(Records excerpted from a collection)
____________

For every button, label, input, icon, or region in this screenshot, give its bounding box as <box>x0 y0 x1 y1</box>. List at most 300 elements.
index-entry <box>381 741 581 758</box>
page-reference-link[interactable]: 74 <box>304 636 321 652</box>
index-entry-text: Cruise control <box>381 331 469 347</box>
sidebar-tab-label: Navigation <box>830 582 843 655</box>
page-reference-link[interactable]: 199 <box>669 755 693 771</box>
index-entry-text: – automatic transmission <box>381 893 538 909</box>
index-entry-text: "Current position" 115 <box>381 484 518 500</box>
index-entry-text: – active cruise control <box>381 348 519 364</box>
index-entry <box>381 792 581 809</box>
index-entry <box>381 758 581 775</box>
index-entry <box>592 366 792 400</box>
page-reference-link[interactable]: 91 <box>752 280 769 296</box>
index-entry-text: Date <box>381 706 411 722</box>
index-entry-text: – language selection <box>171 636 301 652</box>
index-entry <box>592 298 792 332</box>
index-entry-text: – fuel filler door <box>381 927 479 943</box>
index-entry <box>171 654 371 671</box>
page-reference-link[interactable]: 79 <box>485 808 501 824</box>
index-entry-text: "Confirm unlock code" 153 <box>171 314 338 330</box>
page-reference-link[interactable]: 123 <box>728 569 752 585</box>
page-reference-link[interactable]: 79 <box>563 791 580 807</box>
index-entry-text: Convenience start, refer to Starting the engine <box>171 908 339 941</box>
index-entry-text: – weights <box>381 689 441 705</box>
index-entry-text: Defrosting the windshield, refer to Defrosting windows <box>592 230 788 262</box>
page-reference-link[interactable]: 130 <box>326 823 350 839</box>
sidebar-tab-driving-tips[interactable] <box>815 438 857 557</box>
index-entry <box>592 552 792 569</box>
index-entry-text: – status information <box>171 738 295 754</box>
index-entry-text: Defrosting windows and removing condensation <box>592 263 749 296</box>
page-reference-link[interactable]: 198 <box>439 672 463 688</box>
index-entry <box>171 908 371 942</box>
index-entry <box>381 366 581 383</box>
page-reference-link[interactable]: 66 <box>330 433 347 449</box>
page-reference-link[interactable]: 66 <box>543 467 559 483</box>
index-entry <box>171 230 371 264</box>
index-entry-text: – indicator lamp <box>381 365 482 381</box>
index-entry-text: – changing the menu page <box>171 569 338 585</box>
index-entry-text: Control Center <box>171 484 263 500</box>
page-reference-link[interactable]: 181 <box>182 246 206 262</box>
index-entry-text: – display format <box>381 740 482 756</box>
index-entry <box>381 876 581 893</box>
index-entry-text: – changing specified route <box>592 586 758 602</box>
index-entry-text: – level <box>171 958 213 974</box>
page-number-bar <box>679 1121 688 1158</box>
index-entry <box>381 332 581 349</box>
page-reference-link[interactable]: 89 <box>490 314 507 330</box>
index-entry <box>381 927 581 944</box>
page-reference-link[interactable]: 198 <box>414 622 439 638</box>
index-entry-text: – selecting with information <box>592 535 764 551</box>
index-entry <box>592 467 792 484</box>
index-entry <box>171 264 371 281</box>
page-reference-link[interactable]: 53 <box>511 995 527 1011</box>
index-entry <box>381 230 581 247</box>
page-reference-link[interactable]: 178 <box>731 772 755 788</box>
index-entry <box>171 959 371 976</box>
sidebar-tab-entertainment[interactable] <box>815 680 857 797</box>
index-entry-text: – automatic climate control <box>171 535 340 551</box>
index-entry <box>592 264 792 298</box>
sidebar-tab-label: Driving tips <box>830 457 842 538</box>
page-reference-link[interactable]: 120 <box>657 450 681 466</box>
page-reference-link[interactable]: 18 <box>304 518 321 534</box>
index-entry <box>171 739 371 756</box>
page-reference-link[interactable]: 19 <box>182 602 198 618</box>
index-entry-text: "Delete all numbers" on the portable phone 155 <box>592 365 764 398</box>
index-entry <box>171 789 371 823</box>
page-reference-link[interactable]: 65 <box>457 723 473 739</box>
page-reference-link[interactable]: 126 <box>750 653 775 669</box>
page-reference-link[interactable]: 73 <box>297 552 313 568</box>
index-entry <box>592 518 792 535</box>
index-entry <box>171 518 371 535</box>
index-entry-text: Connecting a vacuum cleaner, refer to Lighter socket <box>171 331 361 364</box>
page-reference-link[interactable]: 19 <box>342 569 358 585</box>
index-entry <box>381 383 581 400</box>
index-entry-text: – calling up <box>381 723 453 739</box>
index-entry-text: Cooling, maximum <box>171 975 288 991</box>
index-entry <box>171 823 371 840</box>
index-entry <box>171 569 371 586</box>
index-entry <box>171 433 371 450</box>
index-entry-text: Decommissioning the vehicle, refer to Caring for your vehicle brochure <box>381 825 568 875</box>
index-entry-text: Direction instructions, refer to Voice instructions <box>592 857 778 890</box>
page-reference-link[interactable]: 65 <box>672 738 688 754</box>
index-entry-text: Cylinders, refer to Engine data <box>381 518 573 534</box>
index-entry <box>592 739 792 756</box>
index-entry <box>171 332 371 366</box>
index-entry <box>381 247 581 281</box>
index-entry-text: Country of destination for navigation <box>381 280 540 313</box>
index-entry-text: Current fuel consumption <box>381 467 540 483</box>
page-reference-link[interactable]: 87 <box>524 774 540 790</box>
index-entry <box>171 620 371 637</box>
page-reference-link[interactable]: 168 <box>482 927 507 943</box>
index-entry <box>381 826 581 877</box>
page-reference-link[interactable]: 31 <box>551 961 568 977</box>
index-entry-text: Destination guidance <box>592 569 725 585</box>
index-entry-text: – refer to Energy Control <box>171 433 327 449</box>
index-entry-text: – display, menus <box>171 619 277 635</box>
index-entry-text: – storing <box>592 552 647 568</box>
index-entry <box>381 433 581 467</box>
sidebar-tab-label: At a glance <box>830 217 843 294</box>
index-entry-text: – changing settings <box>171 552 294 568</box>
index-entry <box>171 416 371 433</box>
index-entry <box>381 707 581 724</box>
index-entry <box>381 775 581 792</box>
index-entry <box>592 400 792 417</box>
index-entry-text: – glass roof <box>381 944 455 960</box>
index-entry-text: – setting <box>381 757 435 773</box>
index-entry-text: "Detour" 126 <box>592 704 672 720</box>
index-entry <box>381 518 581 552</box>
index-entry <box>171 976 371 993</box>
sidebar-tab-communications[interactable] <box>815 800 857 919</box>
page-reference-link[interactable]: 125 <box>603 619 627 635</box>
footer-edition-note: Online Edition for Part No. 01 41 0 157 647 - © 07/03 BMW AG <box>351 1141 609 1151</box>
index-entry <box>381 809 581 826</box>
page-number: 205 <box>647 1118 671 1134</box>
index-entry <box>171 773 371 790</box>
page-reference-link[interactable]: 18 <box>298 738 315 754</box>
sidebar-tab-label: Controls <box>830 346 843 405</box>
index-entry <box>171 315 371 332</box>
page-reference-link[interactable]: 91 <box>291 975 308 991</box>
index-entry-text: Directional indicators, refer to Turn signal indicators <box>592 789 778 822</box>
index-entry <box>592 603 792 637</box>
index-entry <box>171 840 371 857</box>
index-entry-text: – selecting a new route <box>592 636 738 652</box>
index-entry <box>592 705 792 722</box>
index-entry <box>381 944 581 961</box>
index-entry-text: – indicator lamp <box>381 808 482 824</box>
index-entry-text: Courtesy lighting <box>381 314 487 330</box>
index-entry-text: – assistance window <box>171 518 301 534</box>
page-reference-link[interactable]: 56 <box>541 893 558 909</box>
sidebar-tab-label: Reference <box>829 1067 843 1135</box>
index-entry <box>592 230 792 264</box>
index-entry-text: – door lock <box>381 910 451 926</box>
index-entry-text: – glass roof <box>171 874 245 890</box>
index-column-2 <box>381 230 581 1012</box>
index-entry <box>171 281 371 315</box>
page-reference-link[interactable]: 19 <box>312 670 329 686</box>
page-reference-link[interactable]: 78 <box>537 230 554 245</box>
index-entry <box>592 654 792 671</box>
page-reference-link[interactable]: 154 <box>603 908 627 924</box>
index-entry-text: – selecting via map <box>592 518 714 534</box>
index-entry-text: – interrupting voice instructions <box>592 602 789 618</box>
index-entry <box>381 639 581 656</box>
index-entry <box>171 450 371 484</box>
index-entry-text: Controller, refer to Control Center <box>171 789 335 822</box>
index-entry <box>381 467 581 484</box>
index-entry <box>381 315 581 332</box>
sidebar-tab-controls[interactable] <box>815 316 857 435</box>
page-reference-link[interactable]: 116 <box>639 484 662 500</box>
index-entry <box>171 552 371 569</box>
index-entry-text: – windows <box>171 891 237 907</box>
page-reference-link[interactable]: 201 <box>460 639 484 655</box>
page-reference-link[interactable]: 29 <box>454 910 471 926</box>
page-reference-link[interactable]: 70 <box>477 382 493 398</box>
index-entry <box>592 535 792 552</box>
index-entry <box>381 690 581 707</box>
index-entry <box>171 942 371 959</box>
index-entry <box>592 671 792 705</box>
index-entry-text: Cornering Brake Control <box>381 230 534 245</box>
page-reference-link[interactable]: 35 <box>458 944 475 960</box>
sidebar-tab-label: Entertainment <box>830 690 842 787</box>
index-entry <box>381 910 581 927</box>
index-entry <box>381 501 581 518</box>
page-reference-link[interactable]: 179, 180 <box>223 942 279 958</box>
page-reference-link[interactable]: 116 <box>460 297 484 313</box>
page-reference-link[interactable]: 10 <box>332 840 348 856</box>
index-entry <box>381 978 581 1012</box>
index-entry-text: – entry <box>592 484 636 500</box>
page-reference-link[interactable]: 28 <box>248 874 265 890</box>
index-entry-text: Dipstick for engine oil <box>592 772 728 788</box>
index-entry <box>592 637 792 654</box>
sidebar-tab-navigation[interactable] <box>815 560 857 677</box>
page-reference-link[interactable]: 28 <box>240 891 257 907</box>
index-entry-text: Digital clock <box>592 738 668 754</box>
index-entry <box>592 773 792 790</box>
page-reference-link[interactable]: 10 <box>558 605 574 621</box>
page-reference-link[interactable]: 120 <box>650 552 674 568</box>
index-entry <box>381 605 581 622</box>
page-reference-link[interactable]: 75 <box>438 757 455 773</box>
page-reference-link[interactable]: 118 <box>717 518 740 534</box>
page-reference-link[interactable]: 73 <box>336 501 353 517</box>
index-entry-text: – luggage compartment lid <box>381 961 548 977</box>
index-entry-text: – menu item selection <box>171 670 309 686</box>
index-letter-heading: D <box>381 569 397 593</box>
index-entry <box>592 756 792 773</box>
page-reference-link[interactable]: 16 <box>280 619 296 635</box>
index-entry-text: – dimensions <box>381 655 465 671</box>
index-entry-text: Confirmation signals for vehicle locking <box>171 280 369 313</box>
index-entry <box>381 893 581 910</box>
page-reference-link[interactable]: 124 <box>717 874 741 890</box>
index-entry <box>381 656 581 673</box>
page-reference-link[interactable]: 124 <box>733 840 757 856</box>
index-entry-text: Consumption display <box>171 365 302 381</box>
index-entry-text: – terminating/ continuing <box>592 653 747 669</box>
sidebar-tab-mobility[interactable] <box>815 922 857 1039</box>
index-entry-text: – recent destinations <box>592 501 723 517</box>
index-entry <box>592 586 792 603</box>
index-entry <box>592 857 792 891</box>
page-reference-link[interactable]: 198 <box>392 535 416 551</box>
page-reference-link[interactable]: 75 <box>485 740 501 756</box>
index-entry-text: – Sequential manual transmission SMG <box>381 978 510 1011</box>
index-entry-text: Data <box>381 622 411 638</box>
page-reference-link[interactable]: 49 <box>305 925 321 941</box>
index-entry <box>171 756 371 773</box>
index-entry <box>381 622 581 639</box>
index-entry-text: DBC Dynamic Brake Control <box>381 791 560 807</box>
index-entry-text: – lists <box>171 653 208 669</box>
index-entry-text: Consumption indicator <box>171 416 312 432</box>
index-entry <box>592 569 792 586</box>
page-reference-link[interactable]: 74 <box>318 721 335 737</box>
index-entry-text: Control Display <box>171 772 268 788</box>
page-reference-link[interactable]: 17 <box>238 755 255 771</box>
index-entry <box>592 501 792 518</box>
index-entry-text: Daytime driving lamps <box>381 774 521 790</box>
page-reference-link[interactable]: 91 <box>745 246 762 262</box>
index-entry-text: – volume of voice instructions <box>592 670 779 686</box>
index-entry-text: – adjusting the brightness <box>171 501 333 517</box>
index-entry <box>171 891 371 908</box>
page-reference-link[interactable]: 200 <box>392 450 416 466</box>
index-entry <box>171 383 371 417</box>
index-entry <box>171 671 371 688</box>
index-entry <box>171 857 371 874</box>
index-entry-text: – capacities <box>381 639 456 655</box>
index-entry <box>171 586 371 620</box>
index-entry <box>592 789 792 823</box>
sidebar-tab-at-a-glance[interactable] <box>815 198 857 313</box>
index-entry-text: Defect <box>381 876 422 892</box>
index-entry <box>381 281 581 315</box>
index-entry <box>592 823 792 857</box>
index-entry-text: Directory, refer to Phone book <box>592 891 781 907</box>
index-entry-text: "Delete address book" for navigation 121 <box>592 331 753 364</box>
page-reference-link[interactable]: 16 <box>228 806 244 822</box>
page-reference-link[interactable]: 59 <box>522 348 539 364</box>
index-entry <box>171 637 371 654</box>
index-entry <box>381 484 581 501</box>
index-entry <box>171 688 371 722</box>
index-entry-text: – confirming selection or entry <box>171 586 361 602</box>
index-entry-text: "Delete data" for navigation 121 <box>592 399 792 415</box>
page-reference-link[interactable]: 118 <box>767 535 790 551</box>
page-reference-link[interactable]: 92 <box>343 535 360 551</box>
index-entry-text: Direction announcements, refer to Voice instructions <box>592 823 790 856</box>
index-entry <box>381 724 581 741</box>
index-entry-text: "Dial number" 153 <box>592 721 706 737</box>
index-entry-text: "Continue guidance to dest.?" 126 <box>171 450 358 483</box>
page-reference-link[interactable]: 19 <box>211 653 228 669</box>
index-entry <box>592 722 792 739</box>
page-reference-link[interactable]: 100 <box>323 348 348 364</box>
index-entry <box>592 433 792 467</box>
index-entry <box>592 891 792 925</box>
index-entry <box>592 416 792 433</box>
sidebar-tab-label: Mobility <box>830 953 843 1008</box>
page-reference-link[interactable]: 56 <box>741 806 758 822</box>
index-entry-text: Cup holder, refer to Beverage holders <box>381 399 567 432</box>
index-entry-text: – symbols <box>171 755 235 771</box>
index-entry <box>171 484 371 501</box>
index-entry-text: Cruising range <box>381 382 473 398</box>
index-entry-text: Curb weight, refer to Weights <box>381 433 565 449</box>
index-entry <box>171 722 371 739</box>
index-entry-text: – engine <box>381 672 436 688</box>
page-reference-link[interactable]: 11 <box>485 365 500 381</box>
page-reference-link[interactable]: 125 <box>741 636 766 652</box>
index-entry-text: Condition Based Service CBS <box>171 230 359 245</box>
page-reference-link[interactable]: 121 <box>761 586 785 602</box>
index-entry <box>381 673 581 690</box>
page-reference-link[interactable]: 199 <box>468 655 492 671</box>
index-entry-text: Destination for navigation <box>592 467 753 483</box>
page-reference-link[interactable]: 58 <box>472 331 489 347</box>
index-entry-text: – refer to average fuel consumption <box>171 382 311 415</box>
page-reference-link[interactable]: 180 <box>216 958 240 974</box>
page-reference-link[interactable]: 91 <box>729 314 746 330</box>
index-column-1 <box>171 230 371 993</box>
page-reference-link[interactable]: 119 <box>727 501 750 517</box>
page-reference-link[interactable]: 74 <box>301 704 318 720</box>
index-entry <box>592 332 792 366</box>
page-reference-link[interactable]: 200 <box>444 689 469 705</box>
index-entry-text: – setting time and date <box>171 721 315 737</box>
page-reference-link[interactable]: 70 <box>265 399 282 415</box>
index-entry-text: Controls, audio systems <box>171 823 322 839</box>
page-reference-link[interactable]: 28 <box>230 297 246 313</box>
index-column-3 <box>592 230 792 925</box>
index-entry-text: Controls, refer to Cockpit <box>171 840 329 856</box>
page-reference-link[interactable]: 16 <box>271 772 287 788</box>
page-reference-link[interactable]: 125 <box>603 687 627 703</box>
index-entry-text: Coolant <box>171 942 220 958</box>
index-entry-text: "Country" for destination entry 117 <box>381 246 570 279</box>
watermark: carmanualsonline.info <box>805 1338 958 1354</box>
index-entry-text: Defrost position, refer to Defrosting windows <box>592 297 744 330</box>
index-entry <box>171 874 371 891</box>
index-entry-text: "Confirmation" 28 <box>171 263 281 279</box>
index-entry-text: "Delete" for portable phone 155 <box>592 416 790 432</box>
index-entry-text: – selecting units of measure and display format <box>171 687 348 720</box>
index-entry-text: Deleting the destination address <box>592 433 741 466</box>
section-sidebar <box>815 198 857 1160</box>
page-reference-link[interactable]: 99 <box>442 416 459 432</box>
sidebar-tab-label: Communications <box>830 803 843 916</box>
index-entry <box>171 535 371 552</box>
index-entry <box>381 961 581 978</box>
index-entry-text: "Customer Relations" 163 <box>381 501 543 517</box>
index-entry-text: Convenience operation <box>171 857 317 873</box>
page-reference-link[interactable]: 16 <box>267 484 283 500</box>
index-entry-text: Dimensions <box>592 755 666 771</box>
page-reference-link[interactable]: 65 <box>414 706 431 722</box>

____________

### Task instructions
Print the entries line for line, starting with the first line and ending with the line that contains "314 338 330</box>", including that line.

### Solution for this exercise
For every button, label, input, icon, or region in this screenshot, give its bounding box as <box>x0 y0 x1 y1</box>. List at most 300 elements.
index-entry <box>381 741 581 758</box>
page-reference-link[interactable]: 74 <box>304 636 321 652</box>
index-entry-text: Cruise control <box>381 331 469 347</box>
sidebar-tab-label: Navigation <box>830 582 843 655</box>
page-reference-link[interactable]: 199 <box>669 755 693 771</box>
index-entry-text: – automatic transmission <box>381 893 538 909</box>
index-entry-text: "Current position" 115 <box>381 484 518 500</box>
index-entry-text: – active cruise control <box>381 348 519 364</box>
index-entry <box>381 792 581 809</box>
index-entry <box>381 758 581 775</box>
index-entry <box>592 366 792 400</box>
page-reference-link[interactable]: 91 <box>752 280 769 296</box>
index-entry-text: Date <box>381 706 411 722</box>
index-entry-text: – language selection <box>171 636 301 652</box>
index-entry <box>592 298 792 332</box>
index-entry-text: – fuel filler door <box>381 927 479 943</box>
index-entry <box>171 654 371 671</box>
page-reference-link[interactable]: 79 <box>485 808 501 824</box>
index-entry-text: "Confirm unlock code" 153 <box>171 314 338 330</box>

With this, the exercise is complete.